Work required: Leave out the pictures and repeat the data exactly.
○ ○ ○ ○
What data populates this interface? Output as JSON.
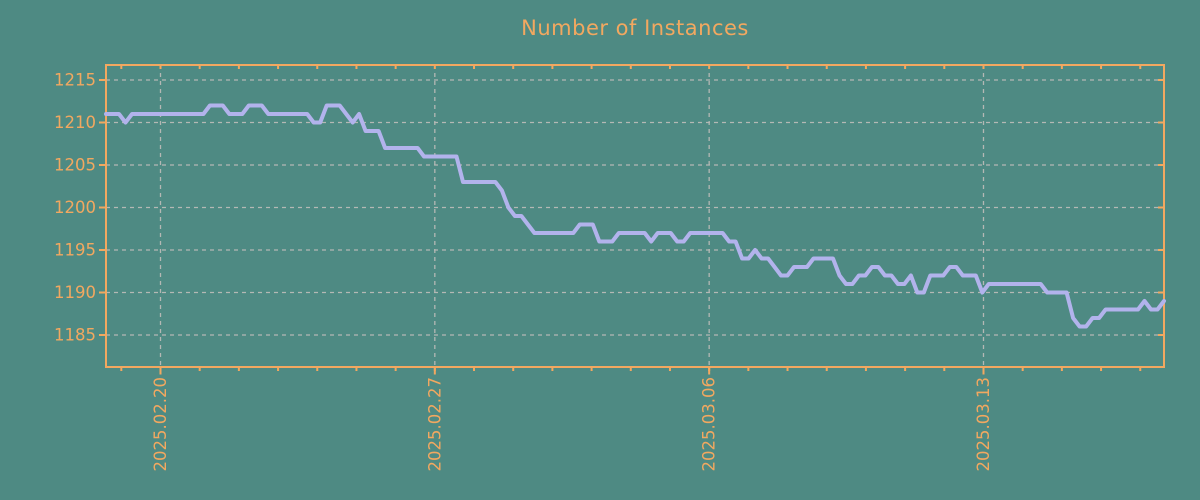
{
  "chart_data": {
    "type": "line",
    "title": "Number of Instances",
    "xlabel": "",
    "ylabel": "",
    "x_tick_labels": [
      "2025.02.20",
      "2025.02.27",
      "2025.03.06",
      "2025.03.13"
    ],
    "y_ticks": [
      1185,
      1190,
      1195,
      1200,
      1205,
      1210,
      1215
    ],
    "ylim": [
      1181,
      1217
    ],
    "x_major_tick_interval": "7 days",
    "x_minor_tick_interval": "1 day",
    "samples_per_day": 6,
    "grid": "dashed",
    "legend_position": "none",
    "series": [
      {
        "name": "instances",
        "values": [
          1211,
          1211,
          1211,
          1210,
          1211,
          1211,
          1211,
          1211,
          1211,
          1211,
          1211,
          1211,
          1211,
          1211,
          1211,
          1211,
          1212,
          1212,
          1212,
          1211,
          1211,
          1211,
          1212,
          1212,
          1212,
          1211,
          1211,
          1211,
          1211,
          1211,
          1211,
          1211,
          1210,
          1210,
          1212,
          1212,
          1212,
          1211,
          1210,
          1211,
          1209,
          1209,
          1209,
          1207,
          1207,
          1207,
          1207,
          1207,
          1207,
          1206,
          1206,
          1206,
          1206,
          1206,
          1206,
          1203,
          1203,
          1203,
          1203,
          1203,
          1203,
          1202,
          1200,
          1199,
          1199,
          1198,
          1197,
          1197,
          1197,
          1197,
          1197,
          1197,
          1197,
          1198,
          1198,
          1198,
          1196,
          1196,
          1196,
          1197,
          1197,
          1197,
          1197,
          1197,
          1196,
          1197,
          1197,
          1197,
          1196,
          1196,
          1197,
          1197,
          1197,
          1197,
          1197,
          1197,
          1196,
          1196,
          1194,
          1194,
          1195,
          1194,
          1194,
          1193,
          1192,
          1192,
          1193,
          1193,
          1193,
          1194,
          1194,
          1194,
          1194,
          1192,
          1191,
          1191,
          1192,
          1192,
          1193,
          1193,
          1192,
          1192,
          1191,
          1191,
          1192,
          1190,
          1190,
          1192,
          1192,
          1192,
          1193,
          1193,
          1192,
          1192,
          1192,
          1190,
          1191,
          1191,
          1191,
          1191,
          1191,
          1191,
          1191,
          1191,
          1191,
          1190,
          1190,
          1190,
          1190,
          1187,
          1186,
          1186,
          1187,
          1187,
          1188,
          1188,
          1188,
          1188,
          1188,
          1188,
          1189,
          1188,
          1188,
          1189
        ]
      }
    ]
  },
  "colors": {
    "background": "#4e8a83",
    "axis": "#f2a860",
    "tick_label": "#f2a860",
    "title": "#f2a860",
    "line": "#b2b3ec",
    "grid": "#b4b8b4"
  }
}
○ ○ ○ ○
The result:
What data populates this interface? Output as JSON.
{
  "chart_data": {
    "type": "line",
    "title": "Number of Instances",
    "xlabel": "",
    "ylabel": "",
    "x_tick_labels": [
      "2025.02.20",
      "2025.02.27",
      "2025.03.06",
      "2025.03.13"
    ],
    "y_ticks": [
      1185,
      1190,
      1195,
      1200,
      1205,
      1210,
      1215
    ],
    "ylim": [
      1181,
      1217
    ],
    "x_major_tick_interval": "7 days",
    "x_minor_tick_interval": "1 day",
    "samples_per_day": 6,
    "grid": "dashed",
    "legend_position": "none",
    "series": [
      {
        "name": "instances",
        "values": [
          1211,
          1211,
          1211,
          1210,
          1211,
          1211,
          1211,
          1211,
          1211,
          1211,
          1211,
          1211,
          1211,
          1211,
          1211,
          1211,
          1212,
          1212,
          1212,
          1211,
          1211,
          1211,
          1212,
          1212,
          1212,
          1211,
          1211,
          1211,
          1211,
          1211,
          1211,
          1211,
          1210,
          1210,
          1212,
          1212,
          1212,
          1211,
          1210,
          1211,
          1209,
          1209,
          1209,
          1207,
          1207,
          1207,
          1207,
          1207,
          1207,
          1206,
          1206,
          1206,
          1206,
          1206,
          1206,
          1203,
          1203,
          1203,
          1203,
          1203,
          1203,
          1202,
          1200,
          1199,
          1199,
          1198,
          1197,
          1197,
          1197,
          1197,
          1197,
          1197,
          1197,
          1198,
          1198,
          1198,
          1196,
          1196,
          1196,
          1197,
          1197,
          1197,
          1197,
          1197,
          1196,
          1197,
          1197,
          1197,
          1196,
          1196,
          1197,
          1197,
          1197,
          1197,
          1197,
          1197,
          1196,
          1196,
          1194,
          1194,
          1195,
          1194,
          1194,
          1193,
          1192,
          1192,
          1193,
          1193,
          1193,
          1194,
          1194,
          1194,
          1194,
          1192,
          1191,
          1191,
          1192,
          1192,
          1193,
          1193,
          1192,
          1192,
          1191,
          1191,
          1192,
          1190,
          1190,
          1192,
          1192,
          1192,
          1193,
          1193,
          1192,
          1192,
          1192,
          1190,
          1191,
          1191,
          1191,
          1191,
          1191,
          1191,
          1191,
          1191,
          1191,
          1190,
          1190,
          1190,
          1190,
          1187,
          1186,
          1186,
          1187,
          1187,
          1188,
          1188,
          1188,
          1188,
          1188,
          1188,
          1189,
          1188,
          1188,
          1189
        ]
      }
    ]
  },
  "colors": {
    "background": "#4e8a83",
    "axis": "#f2a860",
    "tick_label": "#f2a860",
    "title": "#f2a860",
    "line": "#b2b3ec",
    "grid": "#b4b8b4"
  }
}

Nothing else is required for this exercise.